• _Exercise description_: Select all lines in the records that include "data".

-------- Material for the task

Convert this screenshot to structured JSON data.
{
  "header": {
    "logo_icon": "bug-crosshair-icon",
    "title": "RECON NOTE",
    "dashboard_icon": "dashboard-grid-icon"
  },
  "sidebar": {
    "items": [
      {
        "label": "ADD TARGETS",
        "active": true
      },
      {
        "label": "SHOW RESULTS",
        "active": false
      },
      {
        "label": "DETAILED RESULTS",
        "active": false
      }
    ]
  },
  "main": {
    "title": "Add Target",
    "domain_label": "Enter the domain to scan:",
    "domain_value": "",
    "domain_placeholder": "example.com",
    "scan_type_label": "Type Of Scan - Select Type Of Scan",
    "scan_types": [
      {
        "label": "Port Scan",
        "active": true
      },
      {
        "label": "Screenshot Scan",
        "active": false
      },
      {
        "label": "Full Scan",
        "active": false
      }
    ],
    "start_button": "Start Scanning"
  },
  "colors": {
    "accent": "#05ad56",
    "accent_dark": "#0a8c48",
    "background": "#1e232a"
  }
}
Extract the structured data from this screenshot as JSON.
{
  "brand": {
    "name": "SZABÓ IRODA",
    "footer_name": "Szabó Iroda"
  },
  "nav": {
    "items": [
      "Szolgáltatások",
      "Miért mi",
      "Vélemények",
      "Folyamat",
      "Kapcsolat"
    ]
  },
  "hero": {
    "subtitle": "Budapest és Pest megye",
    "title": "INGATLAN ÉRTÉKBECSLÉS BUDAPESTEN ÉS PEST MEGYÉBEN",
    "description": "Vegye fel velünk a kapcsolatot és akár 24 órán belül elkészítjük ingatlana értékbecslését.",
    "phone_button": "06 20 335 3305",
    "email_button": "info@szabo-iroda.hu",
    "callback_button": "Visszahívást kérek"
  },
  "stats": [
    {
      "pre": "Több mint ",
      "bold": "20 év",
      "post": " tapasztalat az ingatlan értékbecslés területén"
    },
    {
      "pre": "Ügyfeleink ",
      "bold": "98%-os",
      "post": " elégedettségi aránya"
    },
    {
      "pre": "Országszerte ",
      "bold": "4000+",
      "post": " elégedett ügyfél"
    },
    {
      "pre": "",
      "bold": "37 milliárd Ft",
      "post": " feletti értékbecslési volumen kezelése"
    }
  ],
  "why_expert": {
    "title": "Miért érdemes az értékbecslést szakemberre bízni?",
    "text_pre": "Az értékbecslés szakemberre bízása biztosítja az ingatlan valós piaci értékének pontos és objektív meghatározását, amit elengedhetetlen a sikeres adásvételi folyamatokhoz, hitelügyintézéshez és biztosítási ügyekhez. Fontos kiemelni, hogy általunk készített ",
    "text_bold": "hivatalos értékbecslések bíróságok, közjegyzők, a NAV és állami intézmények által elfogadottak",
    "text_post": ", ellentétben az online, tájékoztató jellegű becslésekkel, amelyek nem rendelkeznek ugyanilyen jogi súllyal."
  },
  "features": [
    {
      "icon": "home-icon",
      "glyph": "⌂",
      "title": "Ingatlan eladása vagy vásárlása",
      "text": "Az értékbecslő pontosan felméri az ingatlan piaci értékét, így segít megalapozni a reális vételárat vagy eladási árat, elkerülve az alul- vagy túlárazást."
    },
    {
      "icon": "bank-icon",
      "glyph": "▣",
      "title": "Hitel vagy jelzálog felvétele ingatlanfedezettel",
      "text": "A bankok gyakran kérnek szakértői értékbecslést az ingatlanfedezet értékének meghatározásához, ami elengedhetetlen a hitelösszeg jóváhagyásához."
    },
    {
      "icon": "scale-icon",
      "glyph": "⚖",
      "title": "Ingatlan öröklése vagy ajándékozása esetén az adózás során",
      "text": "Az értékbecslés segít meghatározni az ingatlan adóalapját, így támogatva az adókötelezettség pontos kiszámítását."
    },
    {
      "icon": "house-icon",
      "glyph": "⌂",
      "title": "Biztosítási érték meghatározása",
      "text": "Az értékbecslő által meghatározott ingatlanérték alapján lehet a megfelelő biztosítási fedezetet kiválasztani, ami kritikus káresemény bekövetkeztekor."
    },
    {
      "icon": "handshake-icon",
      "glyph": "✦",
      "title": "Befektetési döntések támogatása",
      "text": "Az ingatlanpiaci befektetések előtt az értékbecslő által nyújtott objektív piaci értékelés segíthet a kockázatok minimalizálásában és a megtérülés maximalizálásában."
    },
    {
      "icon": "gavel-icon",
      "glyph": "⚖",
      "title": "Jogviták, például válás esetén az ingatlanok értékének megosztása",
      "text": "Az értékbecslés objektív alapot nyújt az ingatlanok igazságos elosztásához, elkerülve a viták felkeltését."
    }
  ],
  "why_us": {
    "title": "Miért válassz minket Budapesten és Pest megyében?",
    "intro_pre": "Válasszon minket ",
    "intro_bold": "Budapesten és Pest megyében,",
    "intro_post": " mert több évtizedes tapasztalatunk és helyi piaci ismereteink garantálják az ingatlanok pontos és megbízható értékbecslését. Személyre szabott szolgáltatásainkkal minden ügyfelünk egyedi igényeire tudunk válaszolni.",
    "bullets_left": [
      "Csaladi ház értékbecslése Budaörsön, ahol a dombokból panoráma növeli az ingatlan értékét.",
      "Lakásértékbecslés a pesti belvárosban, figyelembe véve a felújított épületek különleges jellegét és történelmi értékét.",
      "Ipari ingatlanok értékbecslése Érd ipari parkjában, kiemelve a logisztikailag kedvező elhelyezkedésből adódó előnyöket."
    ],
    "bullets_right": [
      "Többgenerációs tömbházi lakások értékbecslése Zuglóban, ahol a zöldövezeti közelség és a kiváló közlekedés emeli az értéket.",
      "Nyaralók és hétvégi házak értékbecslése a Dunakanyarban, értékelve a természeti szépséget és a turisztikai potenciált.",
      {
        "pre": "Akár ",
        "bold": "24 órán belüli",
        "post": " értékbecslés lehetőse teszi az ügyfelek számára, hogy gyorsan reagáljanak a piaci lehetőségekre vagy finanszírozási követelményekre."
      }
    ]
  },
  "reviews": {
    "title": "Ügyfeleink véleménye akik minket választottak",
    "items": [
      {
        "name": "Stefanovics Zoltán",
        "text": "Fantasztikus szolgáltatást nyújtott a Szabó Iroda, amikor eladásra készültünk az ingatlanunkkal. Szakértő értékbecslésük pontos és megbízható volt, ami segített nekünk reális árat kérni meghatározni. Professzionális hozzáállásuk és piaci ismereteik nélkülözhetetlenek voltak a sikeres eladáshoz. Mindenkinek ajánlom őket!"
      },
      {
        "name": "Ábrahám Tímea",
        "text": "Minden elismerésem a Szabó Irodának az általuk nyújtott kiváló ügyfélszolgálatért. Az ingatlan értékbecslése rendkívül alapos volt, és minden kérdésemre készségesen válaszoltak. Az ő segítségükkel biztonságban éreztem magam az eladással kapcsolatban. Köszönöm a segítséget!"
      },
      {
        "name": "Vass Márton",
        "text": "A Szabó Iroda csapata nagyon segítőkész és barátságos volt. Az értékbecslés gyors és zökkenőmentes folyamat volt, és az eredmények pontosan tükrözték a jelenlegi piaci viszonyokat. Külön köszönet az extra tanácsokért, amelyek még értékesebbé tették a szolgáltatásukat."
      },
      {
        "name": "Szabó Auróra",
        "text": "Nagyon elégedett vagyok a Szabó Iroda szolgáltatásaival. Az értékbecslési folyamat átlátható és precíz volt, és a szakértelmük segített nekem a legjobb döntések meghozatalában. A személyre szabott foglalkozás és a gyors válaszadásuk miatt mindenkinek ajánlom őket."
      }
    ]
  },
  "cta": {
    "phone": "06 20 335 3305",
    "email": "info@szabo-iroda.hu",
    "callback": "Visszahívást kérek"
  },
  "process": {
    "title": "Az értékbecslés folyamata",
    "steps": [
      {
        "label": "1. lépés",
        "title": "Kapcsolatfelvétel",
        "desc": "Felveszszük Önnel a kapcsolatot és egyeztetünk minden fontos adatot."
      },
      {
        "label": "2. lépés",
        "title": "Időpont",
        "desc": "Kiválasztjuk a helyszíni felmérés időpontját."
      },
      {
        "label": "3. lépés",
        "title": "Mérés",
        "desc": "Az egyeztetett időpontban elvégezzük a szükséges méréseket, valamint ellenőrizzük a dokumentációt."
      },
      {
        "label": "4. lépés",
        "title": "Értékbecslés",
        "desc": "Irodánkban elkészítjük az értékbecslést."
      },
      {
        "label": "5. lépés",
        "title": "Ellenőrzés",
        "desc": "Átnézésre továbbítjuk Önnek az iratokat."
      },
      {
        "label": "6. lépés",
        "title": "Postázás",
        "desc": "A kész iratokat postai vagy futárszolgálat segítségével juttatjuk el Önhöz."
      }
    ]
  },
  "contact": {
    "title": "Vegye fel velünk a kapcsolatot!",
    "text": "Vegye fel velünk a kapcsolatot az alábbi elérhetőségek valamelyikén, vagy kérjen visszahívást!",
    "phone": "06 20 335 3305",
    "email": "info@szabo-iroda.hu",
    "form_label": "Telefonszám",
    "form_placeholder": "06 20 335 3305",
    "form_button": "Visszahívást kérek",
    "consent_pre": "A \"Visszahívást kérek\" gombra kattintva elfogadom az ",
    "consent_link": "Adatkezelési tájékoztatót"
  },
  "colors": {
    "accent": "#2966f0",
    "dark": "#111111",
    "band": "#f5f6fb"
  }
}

----------------

• _Full solution_:
Convert this screenshot to structured JSON data.
Extract the structured data from this screenshot as JSON.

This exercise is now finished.